§ Instruction:
Reproduce the listing below exactly. Pictures do not belong in the copy.

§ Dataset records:
-=-=-=-=-
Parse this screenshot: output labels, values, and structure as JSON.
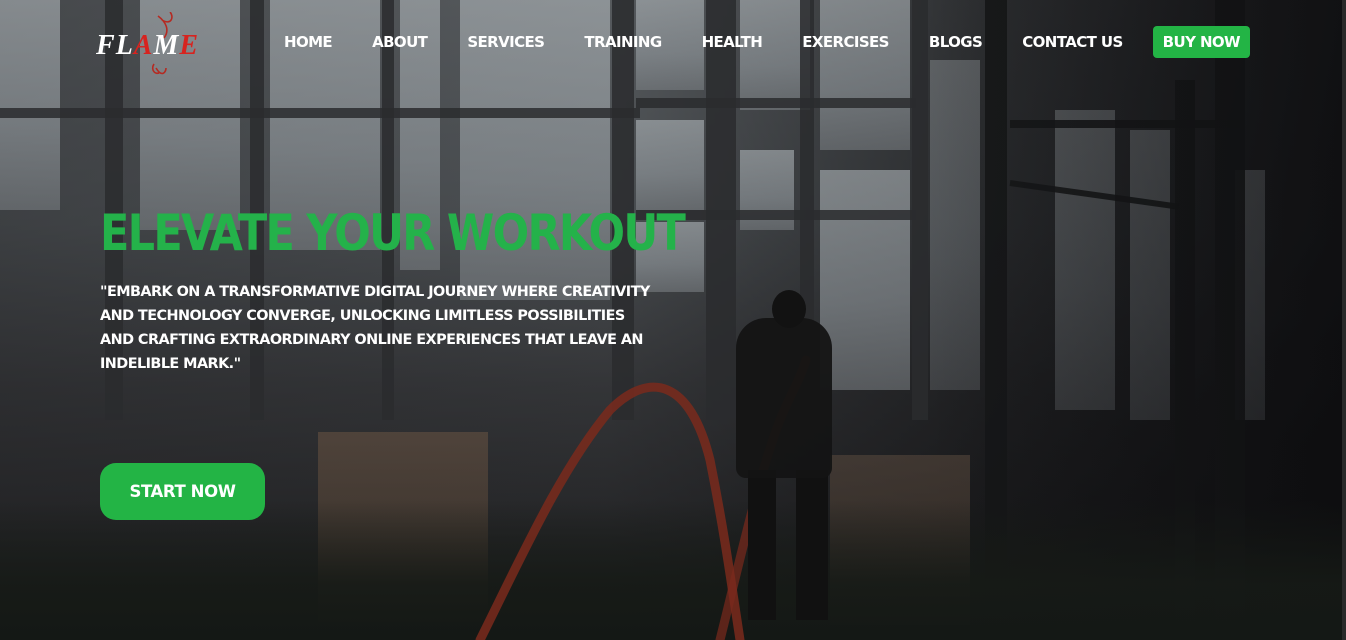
{
  "brand": {
    "logo_letters": [
      {
        "t": "F",
        "c": "w"
      },
      {
        "t": "L",
        "c": "w"
      },
      {
        "t": "A",
        "c": "r"
      },
      {
        "t": "M",
        "c": "w"
      },
      {
        "t": "E",
        "c": "r"
      }
    ],
    "colors": {
      "accent": "#23b445",
      "logo_red": "#d7231f",
      "text": "#ffffff"
    }
  },
  "nav": {
    "home": "HOME",
    "about": "ABOUT",
    "services": "SERVICES",
    "training": "TRAINING",
    "health": "HEALTH",
    "exercises": "EXERCISES",
    "blogs": "BLOGS",
    "contact": "CONTACT US",
    "buy": "BUY NOW"
  },
  "hero": {
    "headline": "ELEVATE YOUR WORKOUT",
    "tagline": "\"EMBARK ON A TRANSFORMATIVE DIGITAL JOURNEY WHERE CREATIVITY AND TECHNOLOGY CONVERGE, UNLOCKING LIMITLESS POSSIBILITIES AND CRAFTING EXTRAORDINARY ONLINE EXPERIENCES THAT LEAVE AN INDELIBLE MARK.\"",
    "cta": "START NOW"
  }
}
-=-=-=-=-
§ Result of this task:
Parse this screenshot: output labels, values, and structure as JSON.
{
  "brand": {
    "logo_letters": [
      {
        "t": "F",
        "c": "w"
      },
      {
        "t": "L",
        "c": "w"
      },
      {
        "t": "A",
        "c": "r"
      },
      {
        "t": "M",
        "c": "w"
      },
      {
        "t": "E",
        "c": "r"
      }
    ],
    "colors": {
      "accent": "#23b445",
      "logo_red": "#d7231f",
      "text": "#ffffff"
    }
  },
  "nav": {
    "home": "HOME",
    "about": "ABOUT",
    "services": "SERVICES",
    "training": "TRAINING",
    "health": "HEALTH",
    "exercises": "EXERCISES",
    "blogs": "BLOGS",
    "contact": "CONTACT US",
    "buy": "BUY NOW"
  },
  "hero": {
    "headline": "ELEVATE YOUR WORKOUT",
    "tagline": "\"EMBARK ON A TRANSFORMATIVE DIGITAL JOURNEY WHERE CREATIVITY AND TECHNOLOGY CONVERGE, UNLOCKING LIMITLESS POSSIBILITIES AND CRAFTING EXTRAORDINARY ONLINE EXPERIENCES THAT LEAVE AN INDELIBLE MARK.\"",
    "cta": "START NOW"
  }
}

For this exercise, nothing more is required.